Aim:
Write the records out again, precisely as they stand.

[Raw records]
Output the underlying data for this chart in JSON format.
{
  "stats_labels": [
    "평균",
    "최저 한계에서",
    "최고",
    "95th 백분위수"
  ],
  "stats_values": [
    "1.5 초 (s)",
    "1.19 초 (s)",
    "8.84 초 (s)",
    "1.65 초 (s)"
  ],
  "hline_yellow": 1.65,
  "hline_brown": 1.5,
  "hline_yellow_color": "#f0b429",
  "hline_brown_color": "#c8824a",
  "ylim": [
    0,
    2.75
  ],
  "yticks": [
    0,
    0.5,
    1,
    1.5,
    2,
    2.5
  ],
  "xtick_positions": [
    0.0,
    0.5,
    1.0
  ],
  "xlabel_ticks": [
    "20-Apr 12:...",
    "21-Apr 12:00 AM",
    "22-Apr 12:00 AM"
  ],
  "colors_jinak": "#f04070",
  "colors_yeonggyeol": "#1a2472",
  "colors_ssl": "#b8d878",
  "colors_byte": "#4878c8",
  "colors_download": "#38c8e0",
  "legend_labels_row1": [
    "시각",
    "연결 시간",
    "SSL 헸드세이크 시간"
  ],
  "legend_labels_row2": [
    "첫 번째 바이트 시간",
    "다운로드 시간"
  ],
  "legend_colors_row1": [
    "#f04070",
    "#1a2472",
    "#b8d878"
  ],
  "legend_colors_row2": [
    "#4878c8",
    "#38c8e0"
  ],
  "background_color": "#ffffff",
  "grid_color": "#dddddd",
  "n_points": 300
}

Exercise result:
Output the underlying data for this chart in JSON format.
{
  "stats_labels": [
    "평균",
    "최저 한계에서",
    "최고",
    "95th 백분위수"
  ],
  "stats_values": [
    "1.5 초 (s)",
    "1.19 초 (s)",
    "8.84 초 (s)",
    "1.65 초 (s)"
  ],
  "hline_yellow": 1.65,
  "hline_brown": 1.5,
  "hline_yellow_color": "#f0b429",
  "hline_brown_color": "#c8824a",
  "ylim": [
    0,
    2.75
  ],
  "yticks": [
    0,
    0.5,
    1,
    1.5,
    2,
    2.5
  ],
  "xtick_positions": [
    0.0,
    0.5,
    1.0
  ],
  "xlabel_ticks": [
    "20-Apr 12:...",
    "21-Apr 12:00 AM",
    "22-Apr 12:00 AM"
  ],
  "colors_jinak": "#f04070",
  "colors_yeonggyeol": "#1a2472",
  "colors_ssl": "#b8d878",
  "colors_byte": "#4878c8",
  "colors_download": "#38c8e0",
  "legend_labels_row1": [
    "시각",
    "연결 시간",
    "SSL 헸드세이크 시간"
  ],
  "legend_labels_row2": [
    "첫 번째 바이트 시간",
    "다운로드 시간"
  ],
  "legend_colors_row1": [
    "#f04070",
    "#1a2472",
    "#b8d878"
  ],
  "legend_colors_row2": [
    "#4878c8",
    "#38c8e0"
  ],
  "background_color": "#ffffff",
  "grid_color": "#dddddd",
  "n_points": 300
}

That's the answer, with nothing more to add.